*Task statement*
Copy out the whole passage on how Nand2Tetris VM code is translated, word for word.

*** Passage ***

It's possible to compile a high level language directly to assembly and bypass a virtual machine language, just much harder.

How does VM Code work / get translated?

This is an exciting phase of Nand2Tetris: The VM Translator for the first time uncovers the elegance and beauty of the Hack Architecture. In the architecture there are 32767 16 bit memory blocks. Running an application on computer hardware is a process of writing, moving, deleting, and manipulating data to memory. It's a process of simply telling the computer to "jump here, save this", "jump there, replace that with this", "jump, replace that with 0 (delete)". When this is done according to a defined specification you can start to imagine how things like arrays and objects and programs might work. In order to do all that, a modern computer memory system must be categorized according to a specification:

RAM addressesUsage

0-15

sixteen virtual registers

16 - 255

Static variables

256 - 2047

Stack

2048 - 16383

Heap

16384 - 24575

Memory I/O

Organizing and categorizing in this way creates meaning in the commands of the VM implementation. Without the above structure there is no meaning in a simple command like:

push constant 10

The structure outlined above lets developers design an architecture for all the locations of each group of registers. Like this:

Register LocationNameUsage

RAM[0]

SP

Stack Pointer

RAM[1]

LCL

local segment

RAM[2]

ARG

current argument segment

RAM[3]

THIS

this segment

RAM[4]

THAT

that segment

RAM[5-12]

--

temp segment

RAM[13-15]

--

general purpose registers

In the context of the virtual machine push constant 10 means to take the constant 10 and put it on the stack. Having no definition of the stack location makes it impossible to push a number onto the stack, but by "agreeing" that the stack pointer is located at RAM[0] this command can be predictably translated to assembly language because we always know that the stack pointer is at the value of RAM[0]. Please try to follow along with the assembly code below:

// Remember: in hack assembly there are two 16 bit registers A and D. Everytime the "A" register is accessed by the @ symbol it erases the previous value of the A register. The D register remains until explicitly defined.

*** Input data ***

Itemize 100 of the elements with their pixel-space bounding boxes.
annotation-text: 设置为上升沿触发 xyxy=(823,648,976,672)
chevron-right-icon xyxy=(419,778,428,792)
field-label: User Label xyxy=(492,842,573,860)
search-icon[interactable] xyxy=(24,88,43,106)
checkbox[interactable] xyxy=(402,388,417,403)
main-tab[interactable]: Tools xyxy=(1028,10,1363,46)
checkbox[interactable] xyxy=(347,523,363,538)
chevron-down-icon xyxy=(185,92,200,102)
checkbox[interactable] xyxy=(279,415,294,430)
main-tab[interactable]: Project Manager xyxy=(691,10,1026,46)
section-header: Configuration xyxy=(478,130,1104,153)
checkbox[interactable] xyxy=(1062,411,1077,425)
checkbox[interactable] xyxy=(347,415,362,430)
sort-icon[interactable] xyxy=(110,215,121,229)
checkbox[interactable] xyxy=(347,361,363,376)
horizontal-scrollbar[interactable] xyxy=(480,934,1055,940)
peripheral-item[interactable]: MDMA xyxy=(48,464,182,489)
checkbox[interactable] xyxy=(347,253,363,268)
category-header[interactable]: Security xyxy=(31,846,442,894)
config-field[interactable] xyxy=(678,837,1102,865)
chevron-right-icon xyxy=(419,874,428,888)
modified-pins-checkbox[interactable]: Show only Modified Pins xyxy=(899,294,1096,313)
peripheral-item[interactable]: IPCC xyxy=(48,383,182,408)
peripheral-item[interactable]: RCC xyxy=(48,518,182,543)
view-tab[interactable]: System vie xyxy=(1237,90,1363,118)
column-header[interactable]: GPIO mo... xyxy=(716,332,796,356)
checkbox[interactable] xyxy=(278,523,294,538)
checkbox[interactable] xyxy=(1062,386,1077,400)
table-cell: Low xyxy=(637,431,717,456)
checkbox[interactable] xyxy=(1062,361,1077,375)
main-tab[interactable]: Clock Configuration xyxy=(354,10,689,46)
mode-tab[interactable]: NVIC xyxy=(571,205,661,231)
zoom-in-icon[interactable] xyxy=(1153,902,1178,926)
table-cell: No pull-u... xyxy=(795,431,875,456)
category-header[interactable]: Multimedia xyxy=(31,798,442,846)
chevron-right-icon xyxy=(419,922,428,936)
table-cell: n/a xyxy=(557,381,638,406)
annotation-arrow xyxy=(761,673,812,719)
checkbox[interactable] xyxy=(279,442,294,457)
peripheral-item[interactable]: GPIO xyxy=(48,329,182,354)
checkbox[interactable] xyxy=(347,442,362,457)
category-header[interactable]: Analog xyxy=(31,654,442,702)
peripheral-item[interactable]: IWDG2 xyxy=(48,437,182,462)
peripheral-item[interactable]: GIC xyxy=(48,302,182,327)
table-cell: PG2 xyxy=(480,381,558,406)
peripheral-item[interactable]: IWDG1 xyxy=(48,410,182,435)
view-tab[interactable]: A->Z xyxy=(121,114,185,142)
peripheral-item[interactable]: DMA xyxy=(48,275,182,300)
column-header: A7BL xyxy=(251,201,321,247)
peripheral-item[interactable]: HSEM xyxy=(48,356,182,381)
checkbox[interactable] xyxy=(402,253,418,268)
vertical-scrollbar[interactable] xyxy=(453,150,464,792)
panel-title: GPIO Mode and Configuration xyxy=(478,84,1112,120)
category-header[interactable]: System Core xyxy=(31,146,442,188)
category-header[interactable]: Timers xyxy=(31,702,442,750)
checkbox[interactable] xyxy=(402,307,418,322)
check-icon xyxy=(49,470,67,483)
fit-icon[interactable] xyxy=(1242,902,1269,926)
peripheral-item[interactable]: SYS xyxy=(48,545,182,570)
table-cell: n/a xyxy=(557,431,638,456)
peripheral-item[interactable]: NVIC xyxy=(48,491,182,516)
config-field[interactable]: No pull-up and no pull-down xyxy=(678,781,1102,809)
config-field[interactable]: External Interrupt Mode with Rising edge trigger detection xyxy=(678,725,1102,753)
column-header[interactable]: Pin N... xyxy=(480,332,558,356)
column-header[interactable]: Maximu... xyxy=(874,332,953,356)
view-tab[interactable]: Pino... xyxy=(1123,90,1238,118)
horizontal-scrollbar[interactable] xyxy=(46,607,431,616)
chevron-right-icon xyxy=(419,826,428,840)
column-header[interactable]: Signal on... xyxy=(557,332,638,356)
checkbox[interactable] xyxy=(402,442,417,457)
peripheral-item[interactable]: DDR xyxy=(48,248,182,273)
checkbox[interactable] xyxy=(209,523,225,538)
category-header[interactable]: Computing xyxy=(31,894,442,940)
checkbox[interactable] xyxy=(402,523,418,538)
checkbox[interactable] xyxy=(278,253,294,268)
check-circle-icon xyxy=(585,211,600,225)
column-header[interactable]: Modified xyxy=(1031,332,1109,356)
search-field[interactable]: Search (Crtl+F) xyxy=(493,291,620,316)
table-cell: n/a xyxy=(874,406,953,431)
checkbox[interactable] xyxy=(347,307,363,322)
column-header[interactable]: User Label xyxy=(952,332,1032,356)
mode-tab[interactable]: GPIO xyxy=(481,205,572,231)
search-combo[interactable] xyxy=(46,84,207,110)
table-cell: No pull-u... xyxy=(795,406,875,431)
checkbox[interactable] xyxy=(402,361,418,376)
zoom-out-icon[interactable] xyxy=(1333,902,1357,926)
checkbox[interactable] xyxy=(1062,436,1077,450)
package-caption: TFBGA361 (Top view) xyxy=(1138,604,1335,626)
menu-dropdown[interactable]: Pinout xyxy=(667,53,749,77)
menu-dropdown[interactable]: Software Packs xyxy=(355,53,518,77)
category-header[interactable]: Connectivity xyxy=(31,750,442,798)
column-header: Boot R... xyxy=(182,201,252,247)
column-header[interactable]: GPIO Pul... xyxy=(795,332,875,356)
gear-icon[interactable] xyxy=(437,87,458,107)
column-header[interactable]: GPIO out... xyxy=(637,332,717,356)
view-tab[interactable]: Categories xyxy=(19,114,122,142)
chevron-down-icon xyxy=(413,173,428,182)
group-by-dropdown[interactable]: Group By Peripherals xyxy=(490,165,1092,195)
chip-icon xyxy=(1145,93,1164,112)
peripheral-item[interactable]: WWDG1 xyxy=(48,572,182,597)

***

*Output of the exercise*
It's possible to compile a high level language directly to assembly and bypass a virtual machine language, just much harder.

How does VM Code work / get translated?

This is an exciting phase of Nand2Tetris: The VM Translator for the first time uncovers the elegance and beauty of the Hack Architecture. In the architecture there are 32767 16 bit memory blocks. Running an application on computer hardware is a process of writing, moving, deleting, and manipulating data to memory. It's a process of simply telling the computer to "jump here, save this", "jump there, replace that with this", "jump, replace that with 0 (delete)". When this is done according to a defined specification you can start to imagine how things like arrays and objects and programs might work. In order to do all that, a modern computer memory system must be categorized according to a specification:

RAM addressesUsage

0-15

sixteen virtual registers

16 - 255

Static variables

256 - 2047

Stack

2048 - 16383

Heap

16384 - 24575

Memory I/O

Organizing and categorizing in this way creates meaning in the commands of the VM implementation. Without the above structure there is no meaning in a simple command like:

push constant 10

The structure outlined above lets developers design an architecture for all the locations of each group of registers. Like this:

Register LocationNameUsage

RAM[0]

SP

Stack Pointer

RAM[1]

LCL

local segment

RAM[2]

ARG

current argument segment

RAM[3]

THIS

this segment

RAM[4]

THAT

that segment

RAM[5-12]

--

temp segment

RAM[13-15]

--

general purpose registers

In the context of the virtual machine push constant 10 means to take the constant 10 and put it on the stack. Having no definition of the stack location makes it impossible to push a number onto the stack, but by "agreeing" that the stack pointer is located at RAM[0] this command can be predictably translated to assembly language because we always know that the stack pointer is at the value of RAM[0]. Please try to follow along with the assembly code below:

// Remember: in hack assembly there are two 16 bit registers A and D. Everytime the "A" register is accessed by the @ symbol it erases the previous value of the A register. The D register remains until explicitly defined.